-- Task details --
Go through the listing and pick out each line with the word "Roman" in it.

-- Raw data --

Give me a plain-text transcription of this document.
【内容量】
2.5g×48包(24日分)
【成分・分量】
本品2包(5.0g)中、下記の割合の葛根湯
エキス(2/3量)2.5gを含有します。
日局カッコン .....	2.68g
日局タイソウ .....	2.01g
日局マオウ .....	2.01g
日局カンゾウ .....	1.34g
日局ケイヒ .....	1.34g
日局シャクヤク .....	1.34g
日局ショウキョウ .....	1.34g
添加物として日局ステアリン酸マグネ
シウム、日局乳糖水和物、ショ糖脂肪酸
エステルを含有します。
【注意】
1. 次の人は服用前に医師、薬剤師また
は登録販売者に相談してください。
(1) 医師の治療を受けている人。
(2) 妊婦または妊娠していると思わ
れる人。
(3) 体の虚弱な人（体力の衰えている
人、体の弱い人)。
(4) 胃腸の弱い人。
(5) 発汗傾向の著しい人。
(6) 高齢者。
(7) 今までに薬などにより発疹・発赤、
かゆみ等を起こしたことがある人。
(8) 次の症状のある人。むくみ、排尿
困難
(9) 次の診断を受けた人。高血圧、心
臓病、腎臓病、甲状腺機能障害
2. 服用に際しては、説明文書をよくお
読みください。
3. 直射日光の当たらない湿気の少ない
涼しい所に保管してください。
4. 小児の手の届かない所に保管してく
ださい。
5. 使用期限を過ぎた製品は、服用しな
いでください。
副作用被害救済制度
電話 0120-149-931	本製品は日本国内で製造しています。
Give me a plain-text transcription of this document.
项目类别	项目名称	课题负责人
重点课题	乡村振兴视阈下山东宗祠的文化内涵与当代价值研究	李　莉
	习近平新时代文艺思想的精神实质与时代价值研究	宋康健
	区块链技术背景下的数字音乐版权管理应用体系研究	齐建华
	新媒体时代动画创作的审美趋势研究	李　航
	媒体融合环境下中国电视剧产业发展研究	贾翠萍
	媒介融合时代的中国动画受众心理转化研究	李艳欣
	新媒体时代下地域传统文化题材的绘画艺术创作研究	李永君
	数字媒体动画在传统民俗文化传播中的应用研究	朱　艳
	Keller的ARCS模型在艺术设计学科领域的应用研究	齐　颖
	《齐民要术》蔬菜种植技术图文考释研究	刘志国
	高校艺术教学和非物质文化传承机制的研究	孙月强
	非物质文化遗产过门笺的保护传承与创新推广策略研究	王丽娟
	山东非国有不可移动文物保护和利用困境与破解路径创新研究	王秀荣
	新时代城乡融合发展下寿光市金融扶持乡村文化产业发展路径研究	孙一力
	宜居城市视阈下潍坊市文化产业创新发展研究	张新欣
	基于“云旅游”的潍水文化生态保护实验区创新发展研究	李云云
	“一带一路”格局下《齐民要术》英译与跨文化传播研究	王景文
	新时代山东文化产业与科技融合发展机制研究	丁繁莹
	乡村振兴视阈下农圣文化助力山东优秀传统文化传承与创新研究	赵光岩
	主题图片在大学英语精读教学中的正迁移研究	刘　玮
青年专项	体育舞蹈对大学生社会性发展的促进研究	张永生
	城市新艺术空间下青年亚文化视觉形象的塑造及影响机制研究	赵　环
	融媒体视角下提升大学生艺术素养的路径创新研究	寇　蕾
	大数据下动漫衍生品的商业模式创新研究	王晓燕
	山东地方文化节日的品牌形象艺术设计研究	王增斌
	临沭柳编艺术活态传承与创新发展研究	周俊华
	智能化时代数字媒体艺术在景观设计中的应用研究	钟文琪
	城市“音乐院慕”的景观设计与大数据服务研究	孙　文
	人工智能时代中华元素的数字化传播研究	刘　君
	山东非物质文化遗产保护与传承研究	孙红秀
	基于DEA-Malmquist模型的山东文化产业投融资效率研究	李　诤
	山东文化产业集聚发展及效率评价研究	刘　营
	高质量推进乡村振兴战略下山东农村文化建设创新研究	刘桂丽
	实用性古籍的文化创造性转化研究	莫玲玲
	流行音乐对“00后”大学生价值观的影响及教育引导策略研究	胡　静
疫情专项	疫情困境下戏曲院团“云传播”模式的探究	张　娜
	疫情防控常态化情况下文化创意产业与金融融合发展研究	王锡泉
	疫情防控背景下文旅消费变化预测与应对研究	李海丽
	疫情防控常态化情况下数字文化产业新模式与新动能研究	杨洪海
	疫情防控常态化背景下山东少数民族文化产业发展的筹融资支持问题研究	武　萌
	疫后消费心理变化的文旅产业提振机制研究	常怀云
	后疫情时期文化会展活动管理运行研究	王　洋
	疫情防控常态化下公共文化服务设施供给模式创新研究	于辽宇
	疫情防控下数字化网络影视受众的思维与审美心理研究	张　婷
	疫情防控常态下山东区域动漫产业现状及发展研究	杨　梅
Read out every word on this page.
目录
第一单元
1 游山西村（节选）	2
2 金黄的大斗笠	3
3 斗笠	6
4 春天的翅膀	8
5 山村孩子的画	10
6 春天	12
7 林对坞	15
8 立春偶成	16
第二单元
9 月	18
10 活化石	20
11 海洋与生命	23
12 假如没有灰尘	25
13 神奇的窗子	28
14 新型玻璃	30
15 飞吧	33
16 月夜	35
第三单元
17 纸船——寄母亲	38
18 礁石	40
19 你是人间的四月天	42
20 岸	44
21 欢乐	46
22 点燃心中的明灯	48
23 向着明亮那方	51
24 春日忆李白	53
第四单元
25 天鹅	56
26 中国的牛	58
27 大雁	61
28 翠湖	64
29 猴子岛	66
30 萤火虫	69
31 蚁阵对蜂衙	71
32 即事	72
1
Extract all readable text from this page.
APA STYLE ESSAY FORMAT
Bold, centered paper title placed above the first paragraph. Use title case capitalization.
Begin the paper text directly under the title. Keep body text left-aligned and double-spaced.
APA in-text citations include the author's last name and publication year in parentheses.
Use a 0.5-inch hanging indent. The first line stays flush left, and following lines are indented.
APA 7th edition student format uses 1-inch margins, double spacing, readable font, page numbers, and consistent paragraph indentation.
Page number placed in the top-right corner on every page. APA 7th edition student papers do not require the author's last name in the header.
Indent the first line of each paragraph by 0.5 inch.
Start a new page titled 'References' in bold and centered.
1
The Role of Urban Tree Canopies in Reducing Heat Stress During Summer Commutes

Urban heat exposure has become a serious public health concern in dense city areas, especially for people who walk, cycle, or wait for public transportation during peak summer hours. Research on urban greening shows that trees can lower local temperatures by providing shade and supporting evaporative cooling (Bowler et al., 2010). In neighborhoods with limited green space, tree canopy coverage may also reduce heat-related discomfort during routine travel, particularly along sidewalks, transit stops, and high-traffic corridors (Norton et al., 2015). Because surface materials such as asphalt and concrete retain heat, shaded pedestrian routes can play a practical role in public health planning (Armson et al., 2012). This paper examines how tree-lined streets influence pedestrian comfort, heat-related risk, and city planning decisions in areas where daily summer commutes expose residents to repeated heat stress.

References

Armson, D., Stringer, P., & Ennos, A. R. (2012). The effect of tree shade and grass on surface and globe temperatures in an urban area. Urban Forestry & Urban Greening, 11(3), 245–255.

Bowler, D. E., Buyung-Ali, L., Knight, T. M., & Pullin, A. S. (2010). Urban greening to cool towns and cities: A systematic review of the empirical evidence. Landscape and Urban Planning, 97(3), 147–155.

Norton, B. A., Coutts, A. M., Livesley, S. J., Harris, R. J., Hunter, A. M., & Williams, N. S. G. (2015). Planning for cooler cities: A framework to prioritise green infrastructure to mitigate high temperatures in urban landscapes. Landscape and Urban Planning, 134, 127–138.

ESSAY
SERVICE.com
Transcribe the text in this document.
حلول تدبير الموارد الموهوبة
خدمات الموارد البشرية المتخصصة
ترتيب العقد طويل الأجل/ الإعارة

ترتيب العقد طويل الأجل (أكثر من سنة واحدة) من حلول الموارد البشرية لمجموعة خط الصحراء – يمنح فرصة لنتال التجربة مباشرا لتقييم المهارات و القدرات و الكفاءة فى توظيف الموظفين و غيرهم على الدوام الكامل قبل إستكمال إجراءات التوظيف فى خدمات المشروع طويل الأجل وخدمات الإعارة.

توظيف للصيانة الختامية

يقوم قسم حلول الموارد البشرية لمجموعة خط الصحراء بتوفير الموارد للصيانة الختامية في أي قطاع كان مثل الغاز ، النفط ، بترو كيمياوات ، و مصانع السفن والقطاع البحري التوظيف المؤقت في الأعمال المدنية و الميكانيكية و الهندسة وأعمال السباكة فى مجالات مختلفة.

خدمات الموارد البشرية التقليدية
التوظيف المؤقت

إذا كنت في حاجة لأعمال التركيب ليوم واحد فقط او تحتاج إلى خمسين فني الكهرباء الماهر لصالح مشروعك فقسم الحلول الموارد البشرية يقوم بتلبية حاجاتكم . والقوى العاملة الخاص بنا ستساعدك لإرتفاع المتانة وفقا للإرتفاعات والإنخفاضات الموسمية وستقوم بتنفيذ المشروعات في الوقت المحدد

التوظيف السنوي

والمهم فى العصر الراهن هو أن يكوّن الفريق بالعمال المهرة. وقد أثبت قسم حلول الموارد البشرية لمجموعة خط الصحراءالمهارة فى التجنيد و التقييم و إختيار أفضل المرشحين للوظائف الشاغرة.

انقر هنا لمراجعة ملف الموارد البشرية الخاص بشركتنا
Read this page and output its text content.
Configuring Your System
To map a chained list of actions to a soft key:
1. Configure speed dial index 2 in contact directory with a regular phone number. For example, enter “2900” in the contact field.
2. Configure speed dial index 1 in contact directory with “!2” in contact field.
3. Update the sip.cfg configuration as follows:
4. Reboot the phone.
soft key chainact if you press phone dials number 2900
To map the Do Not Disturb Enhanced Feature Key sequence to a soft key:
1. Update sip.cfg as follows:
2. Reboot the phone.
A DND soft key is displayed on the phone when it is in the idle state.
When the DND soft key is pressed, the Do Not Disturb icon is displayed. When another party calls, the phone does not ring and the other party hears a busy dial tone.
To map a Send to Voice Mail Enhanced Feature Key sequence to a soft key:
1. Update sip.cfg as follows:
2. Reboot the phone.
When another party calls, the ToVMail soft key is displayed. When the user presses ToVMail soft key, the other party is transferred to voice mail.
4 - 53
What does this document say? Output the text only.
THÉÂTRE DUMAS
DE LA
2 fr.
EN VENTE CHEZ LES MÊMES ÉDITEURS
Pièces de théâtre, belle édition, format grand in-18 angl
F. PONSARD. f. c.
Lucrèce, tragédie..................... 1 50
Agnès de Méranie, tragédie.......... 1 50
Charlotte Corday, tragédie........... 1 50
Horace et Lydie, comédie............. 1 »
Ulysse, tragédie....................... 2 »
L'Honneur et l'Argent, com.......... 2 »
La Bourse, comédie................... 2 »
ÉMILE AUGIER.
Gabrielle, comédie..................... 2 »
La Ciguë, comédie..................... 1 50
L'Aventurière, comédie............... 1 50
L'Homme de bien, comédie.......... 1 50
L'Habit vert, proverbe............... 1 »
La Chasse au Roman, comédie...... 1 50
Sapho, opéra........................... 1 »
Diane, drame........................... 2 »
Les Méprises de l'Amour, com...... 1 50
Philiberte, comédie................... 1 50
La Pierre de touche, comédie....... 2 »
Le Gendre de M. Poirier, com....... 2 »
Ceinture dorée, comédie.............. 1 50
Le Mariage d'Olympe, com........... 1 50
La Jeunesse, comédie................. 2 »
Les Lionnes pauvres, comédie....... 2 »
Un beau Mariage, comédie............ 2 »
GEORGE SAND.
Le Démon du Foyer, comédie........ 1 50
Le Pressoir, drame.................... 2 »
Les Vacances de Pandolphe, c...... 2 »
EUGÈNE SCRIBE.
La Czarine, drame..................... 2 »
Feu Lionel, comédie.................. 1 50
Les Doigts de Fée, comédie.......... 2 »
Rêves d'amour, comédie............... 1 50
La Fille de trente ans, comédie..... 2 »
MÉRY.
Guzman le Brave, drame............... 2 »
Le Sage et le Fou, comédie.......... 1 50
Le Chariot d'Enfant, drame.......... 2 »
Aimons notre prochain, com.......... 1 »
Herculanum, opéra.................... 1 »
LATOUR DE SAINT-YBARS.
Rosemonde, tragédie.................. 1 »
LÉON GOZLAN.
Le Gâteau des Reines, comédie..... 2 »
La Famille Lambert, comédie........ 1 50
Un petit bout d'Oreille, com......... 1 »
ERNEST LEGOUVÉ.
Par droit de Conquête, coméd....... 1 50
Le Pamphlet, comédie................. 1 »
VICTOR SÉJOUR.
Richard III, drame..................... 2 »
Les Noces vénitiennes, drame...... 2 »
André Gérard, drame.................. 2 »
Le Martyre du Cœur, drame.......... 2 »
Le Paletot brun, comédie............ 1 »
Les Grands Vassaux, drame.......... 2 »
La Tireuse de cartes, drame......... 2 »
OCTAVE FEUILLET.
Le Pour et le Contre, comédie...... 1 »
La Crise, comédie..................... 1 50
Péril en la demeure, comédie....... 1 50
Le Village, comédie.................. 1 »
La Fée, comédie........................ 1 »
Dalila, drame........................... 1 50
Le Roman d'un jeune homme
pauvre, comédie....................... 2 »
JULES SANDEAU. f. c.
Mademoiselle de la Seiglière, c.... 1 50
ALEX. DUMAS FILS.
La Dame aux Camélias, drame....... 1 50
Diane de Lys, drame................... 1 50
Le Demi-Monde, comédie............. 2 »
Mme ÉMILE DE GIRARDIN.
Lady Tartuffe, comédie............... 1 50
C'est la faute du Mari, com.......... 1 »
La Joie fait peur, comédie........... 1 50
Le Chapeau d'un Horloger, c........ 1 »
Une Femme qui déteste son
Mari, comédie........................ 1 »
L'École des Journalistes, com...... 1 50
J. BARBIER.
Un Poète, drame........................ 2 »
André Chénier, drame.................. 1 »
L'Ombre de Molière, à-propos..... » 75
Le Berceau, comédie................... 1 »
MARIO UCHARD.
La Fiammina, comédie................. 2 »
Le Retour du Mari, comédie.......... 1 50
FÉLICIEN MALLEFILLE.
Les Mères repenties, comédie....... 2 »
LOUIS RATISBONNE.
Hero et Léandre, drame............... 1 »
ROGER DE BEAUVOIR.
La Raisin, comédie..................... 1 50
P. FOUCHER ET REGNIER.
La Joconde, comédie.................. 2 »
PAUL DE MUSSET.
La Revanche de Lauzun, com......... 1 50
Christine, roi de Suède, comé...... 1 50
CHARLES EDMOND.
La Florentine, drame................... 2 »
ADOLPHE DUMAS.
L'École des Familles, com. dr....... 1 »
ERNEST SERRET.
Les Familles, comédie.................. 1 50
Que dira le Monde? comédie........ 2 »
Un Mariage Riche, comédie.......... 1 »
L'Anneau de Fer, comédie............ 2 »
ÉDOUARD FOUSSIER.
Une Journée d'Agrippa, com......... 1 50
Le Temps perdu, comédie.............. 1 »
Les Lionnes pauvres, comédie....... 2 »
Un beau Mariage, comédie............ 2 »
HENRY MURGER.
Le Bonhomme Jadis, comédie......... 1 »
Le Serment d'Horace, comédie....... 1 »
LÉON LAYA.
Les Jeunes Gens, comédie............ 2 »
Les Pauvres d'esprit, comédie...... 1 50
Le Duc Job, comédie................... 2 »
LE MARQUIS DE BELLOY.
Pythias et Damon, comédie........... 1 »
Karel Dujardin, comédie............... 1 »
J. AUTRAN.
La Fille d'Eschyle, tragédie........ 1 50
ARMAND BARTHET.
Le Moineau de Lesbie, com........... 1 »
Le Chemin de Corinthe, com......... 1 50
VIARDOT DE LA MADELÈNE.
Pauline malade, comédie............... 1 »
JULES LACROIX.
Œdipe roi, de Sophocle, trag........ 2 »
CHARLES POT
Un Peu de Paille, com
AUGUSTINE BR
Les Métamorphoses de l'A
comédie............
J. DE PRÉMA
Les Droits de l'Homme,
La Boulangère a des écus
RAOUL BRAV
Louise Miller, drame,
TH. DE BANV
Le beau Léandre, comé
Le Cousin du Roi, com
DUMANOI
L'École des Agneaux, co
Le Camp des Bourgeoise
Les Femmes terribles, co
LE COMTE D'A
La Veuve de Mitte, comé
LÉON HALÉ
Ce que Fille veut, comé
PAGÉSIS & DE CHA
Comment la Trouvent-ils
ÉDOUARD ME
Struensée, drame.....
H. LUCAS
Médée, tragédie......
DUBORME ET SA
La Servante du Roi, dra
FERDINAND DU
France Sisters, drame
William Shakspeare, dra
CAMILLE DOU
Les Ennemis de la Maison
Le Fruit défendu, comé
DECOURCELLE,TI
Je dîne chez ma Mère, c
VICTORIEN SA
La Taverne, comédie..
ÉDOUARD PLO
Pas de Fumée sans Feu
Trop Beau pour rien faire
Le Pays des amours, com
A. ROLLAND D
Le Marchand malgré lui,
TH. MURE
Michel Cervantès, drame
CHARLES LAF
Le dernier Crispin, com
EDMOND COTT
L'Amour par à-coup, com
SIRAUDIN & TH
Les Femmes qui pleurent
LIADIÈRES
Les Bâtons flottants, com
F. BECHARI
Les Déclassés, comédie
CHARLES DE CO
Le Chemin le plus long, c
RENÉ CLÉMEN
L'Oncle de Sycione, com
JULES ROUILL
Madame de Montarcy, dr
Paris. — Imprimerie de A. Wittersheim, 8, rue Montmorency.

-- Response for this exercise --
La Chasse au Roman, comédie...... 1 50
Le Roman d'un jeune homme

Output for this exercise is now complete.